State the number of lines with the string "квадратическая" in them, and nothing else.

━━━━━━━━━━━━━━━━

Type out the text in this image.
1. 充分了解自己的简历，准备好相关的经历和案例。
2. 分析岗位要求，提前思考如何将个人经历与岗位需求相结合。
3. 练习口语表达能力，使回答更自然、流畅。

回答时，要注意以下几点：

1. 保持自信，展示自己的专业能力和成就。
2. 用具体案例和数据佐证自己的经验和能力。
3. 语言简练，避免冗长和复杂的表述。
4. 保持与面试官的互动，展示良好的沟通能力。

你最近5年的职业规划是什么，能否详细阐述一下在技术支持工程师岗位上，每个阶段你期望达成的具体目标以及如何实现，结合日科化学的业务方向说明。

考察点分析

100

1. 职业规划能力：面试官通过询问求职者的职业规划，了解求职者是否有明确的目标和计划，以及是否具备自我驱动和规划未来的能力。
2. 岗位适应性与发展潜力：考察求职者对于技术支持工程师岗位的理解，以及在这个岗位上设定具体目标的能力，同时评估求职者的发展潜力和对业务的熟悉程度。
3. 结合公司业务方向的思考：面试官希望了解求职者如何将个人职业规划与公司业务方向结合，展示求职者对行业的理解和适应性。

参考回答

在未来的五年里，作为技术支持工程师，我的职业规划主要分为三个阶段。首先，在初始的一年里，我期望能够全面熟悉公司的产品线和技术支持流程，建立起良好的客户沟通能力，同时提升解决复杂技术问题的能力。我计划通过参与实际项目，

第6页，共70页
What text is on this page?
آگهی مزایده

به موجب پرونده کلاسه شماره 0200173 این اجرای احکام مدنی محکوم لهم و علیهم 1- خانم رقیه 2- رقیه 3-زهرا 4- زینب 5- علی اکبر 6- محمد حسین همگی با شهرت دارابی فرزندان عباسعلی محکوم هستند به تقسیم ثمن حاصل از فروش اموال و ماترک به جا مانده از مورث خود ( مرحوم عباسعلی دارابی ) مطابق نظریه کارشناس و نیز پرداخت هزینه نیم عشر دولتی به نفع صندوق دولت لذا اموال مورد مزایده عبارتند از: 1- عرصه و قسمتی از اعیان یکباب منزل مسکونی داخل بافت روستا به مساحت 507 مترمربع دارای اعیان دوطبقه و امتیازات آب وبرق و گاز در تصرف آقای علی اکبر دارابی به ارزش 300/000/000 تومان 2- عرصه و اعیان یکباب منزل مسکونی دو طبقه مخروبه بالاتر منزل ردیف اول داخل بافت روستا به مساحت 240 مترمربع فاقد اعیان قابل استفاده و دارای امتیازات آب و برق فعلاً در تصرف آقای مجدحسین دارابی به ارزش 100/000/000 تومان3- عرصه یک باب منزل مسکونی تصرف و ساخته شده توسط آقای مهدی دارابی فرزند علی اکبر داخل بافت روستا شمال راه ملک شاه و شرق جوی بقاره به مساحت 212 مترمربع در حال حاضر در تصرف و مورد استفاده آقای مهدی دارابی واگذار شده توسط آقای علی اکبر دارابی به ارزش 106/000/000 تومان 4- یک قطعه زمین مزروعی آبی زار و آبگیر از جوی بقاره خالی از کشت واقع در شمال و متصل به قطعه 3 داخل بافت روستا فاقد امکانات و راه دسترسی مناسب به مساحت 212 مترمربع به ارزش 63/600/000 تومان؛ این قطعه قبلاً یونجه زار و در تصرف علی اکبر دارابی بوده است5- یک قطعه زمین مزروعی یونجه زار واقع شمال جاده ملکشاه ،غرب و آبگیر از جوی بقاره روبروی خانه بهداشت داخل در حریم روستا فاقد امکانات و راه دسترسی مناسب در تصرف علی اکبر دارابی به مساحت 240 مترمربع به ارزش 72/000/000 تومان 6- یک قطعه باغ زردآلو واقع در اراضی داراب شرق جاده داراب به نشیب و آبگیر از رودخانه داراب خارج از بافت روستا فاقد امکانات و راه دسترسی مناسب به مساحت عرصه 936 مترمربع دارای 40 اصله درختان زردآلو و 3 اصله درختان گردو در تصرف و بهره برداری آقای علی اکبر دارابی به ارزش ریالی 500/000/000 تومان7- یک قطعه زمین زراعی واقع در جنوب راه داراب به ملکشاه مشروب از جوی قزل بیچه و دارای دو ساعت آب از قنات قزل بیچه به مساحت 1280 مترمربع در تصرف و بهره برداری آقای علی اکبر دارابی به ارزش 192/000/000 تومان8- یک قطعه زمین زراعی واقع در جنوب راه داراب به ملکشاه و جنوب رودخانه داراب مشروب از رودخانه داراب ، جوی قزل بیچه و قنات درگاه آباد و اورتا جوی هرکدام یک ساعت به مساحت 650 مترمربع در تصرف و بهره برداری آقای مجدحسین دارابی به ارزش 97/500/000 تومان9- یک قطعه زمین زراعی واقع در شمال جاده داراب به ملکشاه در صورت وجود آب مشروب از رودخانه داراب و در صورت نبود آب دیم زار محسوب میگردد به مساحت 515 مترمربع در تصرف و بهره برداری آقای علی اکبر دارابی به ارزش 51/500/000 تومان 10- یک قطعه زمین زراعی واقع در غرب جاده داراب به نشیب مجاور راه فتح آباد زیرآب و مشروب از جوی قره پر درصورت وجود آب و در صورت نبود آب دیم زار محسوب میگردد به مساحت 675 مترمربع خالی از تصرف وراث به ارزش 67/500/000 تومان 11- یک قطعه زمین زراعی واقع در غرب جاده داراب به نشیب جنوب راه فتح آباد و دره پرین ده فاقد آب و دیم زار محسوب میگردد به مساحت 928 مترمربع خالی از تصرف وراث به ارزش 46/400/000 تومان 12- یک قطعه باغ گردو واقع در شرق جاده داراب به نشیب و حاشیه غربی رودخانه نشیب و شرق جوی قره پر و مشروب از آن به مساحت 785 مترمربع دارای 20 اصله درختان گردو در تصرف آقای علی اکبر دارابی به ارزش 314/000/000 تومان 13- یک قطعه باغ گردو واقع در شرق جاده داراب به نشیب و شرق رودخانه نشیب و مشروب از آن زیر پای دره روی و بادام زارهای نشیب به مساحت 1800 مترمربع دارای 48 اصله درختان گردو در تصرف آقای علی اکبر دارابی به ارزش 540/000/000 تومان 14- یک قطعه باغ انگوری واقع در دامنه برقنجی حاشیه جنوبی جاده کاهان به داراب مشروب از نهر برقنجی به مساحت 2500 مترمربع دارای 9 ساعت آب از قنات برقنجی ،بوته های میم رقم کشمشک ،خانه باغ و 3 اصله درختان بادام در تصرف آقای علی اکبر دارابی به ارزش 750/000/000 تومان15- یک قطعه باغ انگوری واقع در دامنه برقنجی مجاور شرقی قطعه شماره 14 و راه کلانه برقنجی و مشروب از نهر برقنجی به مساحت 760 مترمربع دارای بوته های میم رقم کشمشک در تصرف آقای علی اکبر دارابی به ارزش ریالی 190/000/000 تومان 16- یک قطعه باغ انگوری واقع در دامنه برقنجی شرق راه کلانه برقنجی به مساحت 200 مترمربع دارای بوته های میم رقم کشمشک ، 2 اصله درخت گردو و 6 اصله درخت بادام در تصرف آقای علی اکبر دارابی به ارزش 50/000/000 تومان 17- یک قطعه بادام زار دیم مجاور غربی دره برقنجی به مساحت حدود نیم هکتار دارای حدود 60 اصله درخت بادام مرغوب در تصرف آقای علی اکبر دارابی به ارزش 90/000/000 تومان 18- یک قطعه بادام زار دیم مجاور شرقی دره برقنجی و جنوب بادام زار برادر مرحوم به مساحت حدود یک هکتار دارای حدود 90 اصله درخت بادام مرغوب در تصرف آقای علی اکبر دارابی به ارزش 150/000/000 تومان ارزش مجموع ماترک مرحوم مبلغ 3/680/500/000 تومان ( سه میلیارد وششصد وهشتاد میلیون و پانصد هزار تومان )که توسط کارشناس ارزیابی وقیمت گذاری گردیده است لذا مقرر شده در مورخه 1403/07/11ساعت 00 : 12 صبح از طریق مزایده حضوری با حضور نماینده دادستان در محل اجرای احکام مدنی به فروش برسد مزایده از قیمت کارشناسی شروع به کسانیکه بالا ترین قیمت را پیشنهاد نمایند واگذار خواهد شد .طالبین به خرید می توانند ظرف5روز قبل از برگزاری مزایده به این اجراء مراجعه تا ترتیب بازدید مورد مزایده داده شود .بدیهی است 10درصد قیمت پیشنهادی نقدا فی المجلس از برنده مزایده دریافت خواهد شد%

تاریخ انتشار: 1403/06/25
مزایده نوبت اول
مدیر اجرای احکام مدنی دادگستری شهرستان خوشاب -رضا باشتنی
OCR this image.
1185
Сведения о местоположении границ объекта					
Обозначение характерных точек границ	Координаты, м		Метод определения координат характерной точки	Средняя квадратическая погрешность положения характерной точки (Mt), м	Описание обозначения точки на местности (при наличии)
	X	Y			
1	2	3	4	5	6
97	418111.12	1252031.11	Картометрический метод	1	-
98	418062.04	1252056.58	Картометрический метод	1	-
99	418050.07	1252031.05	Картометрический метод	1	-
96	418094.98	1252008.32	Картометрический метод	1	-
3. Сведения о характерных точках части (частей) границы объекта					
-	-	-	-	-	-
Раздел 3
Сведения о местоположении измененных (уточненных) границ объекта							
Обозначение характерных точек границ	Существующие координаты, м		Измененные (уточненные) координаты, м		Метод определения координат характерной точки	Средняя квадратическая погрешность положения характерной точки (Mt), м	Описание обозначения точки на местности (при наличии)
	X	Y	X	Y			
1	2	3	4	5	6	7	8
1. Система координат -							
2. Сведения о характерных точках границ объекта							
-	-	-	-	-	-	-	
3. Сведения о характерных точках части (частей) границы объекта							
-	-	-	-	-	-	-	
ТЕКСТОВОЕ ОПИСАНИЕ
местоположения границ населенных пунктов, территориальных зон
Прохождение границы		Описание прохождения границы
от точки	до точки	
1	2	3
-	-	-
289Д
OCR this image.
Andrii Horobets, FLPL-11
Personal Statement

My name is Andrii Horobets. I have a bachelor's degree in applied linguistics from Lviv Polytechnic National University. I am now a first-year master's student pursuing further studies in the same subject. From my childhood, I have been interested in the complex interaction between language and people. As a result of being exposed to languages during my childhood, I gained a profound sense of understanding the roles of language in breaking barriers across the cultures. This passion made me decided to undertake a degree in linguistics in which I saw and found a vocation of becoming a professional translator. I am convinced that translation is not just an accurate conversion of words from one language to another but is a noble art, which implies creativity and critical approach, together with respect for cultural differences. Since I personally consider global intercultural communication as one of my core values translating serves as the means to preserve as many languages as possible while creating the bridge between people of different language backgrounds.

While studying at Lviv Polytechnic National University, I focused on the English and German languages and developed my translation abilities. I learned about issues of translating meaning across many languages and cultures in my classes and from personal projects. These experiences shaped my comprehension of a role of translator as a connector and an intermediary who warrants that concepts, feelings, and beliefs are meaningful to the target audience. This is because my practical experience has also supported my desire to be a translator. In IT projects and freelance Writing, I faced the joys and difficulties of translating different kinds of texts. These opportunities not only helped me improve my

━━━━━━━━━━━━━━━━

Task response: 2